Extracted data entries
= = = =

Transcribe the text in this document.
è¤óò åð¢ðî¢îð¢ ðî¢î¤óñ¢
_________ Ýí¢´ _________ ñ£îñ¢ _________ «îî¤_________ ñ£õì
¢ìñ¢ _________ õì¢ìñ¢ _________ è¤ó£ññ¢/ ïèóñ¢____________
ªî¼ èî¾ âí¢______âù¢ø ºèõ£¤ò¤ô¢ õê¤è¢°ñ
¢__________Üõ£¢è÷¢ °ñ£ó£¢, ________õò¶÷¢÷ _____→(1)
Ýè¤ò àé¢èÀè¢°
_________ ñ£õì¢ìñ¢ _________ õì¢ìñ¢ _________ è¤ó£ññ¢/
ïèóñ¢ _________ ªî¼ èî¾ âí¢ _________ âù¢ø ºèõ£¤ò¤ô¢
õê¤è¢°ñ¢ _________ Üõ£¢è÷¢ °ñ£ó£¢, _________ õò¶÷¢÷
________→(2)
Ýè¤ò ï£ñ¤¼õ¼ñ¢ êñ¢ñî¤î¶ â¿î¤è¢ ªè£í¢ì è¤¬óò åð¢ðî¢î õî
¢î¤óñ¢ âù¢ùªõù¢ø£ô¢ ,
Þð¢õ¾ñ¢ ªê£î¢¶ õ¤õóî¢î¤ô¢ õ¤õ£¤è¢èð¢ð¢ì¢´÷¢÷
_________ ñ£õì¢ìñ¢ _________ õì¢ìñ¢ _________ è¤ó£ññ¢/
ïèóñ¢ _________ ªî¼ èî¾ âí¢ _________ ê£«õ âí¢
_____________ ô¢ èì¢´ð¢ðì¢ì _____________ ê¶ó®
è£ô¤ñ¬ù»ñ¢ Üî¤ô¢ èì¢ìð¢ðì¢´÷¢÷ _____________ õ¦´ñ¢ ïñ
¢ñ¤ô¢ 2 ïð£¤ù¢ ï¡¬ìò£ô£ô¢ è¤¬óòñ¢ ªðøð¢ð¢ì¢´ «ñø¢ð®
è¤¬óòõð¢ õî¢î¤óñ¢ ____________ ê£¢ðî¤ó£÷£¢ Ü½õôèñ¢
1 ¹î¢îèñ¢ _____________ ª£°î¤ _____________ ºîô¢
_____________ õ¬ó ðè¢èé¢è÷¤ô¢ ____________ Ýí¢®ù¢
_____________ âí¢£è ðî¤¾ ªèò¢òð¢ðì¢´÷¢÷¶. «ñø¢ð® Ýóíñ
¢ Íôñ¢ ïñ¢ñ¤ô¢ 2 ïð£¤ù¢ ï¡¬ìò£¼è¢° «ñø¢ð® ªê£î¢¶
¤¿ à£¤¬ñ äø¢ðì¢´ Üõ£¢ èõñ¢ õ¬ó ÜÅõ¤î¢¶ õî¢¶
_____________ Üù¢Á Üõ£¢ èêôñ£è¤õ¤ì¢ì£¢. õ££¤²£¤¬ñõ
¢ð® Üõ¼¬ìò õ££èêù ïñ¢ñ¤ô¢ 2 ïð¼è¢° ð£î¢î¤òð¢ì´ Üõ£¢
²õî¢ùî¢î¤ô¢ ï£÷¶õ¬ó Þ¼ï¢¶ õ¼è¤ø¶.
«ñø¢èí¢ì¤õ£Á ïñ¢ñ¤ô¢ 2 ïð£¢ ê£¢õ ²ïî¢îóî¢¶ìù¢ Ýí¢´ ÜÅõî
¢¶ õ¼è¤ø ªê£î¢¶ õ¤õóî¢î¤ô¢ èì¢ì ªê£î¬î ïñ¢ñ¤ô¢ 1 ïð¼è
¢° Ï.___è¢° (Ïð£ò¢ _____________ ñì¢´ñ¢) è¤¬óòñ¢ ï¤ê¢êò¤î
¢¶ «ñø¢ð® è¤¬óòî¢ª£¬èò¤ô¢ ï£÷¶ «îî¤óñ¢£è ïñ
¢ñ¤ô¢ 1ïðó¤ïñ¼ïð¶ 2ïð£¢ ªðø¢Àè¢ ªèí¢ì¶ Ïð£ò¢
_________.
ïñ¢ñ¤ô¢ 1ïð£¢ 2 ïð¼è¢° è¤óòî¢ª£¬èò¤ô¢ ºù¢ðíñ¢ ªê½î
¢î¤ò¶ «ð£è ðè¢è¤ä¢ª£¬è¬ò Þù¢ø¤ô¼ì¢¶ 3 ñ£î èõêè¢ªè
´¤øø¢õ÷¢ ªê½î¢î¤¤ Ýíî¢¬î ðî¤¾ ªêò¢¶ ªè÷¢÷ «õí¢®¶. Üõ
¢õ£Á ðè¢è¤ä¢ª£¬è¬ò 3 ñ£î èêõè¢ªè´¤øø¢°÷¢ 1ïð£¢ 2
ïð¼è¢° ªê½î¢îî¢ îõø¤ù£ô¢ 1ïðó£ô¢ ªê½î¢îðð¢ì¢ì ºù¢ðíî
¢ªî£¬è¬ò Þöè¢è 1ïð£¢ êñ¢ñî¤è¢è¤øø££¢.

= = = =

■ DESCRIPTION OF THE TASK:
Print all the data exactly.

■ FINISHED EXERCISE:
Transcribe the text in this document.
è¤óò åð¢ðî¢îð¢ ðî¢î¤óñ¢
_________ Ýí¢´ _________ ñ£îñ¢ _________ «îî¤_________ ñ£õì
¢ìñ¢ _________ õì¢ìñ¢ _________ è¤ó£ññ¢/ ïèóñ¢____________
ªî¼ èî¾ âí¢______âù¢ø ºèõ£¤ò¤ô¢ õê¤è¢°ñ
¢__________Üõ£¢è÷¢ °ñ£ó£¢, ________õò¶÷¢÷ _____→(1)
Ýè¤ò àé¢èÀè¢°
_________ ñ£õì¢ìñ¢ _________ õì¢ìñ¢ _________ è¤ó£ññ¢/
ïèóñ¢ _________ ªî¼ èî¾ âí¢ _________ âù¢ø ºèõ£¤ò¤ô¢
õê¤è¢°ñ¢ _________ Üõ£¢è÷¢ °ñ£ó£¢, _________ õò¶÷¢÷
________→(2)
Ýè¤ò ï£ñ¤¼õ¼ñ¢ êñ¢ñî¤î¶ â¿î¤è¢ ªè£í¢ì è¤¬óò åð¢ðî¢î õî
¢î¤óñ¢ âù¢ùªõù¢ø£ô¢ ,
Þð¢õ¾ñ¢ ªê£î¢¶ õ¤õóî¢î¤ô¢ õ¤õ£¤è¢èð¢ð¢ì¢´÷¢÷
_________ ñ£õì¢ìñ¢ _________ õì¢ìñ¢ _________ è¤ó£ññ¢/
ïèóñ¢ _________ ªî¼ èî¾ âí¢ _________ ê£«õ âí¢
_____________ ô¢ èì¢´ð¢ðì¢ì _____________ ê¶ó®
è£ô¤ñ¬ù»ñ¢ Üî¤ô¢ èì¢ìð¢ðì¢´÷¢÷ _____________ õ¦´ñ¢ ïñ
¢ñ¤ô¢ 2 ïð£¤ù¢ ï¡¬ìò£ô£ô¢ è¤¬óòñ¢ ªðøð¢ð¢ì¢´ «ñø¢ð®
è¤¬óòõð¢ õî¢î¤óñ¢ ____________ ê£¢ðî¤ó£÷£¢ Ü½õôèñ¢
1 ¹î¢îèñ¢ _____________ ª£°î¤ _____________ ºîô¢
_____________ õ¬ó ðè¢èé¢è÷¤ô¢ ____________ Ýí¢®ù¢
_____________ âí¢£è ðî¤¾ ªèò¢òð¢ðì¢´÷¢÷¶. «ñø¢ð® Ýóíñ
¢ Íôñ¢ ïñ¢ñ¤ô¢ 2 ïð£¤ù¢ ï¡¬ìò£¼è¢° «ñø¢ð® ªê£î¢¶
¤¿ à£¤¬ñ äø¢ðì¢´ Üõ£¢ èõñ¢ õ¬ó ÜÅõ¤î¢¶ õî¢¶
_____________ Üù¢Á Üõ£¢ èêôñ£è¤õ¤ì¢ì£¢. õ££¤²£¤¬ñõ
¢ð® Üõ¼¬ìò õ££èêù ïñ¢ñ¤ô¢ 2 ïð¼è¢° ð£î¢î¤òð¢ì´ Üõ£¢
²õî¢ùî¢î¤ô¢ ï£÷¶õ¬ó Þ¼ï¢¶ õ¼è¤ø¶.
«ñø¢èí¢ì¤õ£Á ïñ¢ñ¤ô¢ 2 ïð£¢ ê£¢õ ²ïî¢îóî¢¶ìù¢ Ýí¢´ ÜÅõî
¢¶ õ¼è¤ø ªê£î¢¶ õ¤õóî¢î¤ô¢ èì¢ì ªê£î¬î ïñ¢ñ¤ô¢ 1 ïð¼è
¢° Ï.___è¢° (Ïð£ò¢ _____________ ñì¢´ñ¢) è¤¬óòñ¢ ï¤ê¢êò¤î
¢¶ «ñø¢ð® è¤¬óòî¢ª£¬èò¤ô¢ ï£÷¶ «îî¤óñ¢£è ïñ
¢ñ¤ô¢ 1ïðó¤ïñ¼ïð¶ 2ïð£¢ ªðø¢Àè¢ ªèí¢ì¶ Ïð£ò¢
_________.
ïñ¢ñ¤ô¢ 1ïð£¢ 2 ïð¼è¢° è¤óòî¢ª£¬èò¤ô¢ ºù¢ðíñ¢ ªê½î
¢î¤ò¶ «ð£è ðè¢è¤ä¢ª£¬è¬ò Þù¢ø¤ô¼ì¢¶ 3 ñ£î èõêè¢ªè
´¤øø¢õ÷¢ ªê½î¢î¤¤ Ýíî¢¬î ðî¤¾ ªêò¢¶ ªè÷¢÷ «õí¢®¶. Üõ
¢õ£Á ðè¢è¤ä¢ª£¬è¬ò 3 ñ£î èêõè¢ªè´¤øø¢°÷¢ 1ïð£¢ 2
ïð¼è¢° ªê½î¢îî¢ îõø¤ù£ô¢ 1ïðó£ô¢ ªê½î¢îðð¢ì¢ì ºù¢ðíî
¢ªî£¬è¬ò Þöè¢è 1ïð£¢ êñ¢ñî¤è¢è¤øø££¢.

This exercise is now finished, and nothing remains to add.